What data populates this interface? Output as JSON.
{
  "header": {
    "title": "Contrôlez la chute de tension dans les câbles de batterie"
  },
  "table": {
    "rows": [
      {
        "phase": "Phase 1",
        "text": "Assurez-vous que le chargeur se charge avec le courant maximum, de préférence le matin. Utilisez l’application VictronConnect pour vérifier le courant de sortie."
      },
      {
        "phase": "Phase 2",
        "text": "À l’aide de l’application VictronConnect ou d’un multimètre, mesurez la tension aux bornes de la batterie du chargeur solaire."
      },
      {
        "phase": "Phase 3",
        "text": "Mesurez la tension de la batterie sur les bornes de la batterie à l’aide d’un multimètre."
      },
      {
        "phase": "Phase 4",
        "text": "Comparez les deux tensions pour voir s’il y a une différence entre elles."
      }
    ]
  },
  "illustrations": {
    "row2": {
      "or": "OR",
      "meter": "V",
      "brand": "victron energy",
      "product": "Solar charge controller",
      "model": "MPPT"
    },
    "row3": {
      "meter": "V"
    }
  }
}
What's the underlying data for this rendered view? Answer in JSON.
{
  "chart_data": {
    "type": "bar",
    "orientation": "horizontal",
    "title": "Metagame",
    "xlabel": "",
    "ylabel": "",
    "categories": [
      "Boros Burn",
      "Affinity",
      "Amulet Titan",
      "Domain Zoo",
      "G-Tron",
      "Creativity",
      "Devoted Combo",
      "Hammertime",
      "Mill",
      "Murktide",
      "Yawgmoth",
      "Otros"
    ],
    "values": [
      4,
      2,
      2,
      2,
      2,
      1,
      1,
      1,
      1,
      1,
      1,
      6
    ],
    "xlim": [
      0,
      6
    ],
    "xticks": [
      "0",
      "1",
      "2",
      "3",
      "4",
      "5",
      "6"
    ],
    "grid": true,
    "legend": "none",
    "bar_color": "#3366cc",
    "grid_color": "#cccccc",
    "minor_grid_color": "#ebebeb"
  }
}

__DIRECTIONS__:
How many lines in the listing contain "aide"? Answer with the number alone.

__SOLUTION TO THE PROBLEM__:
2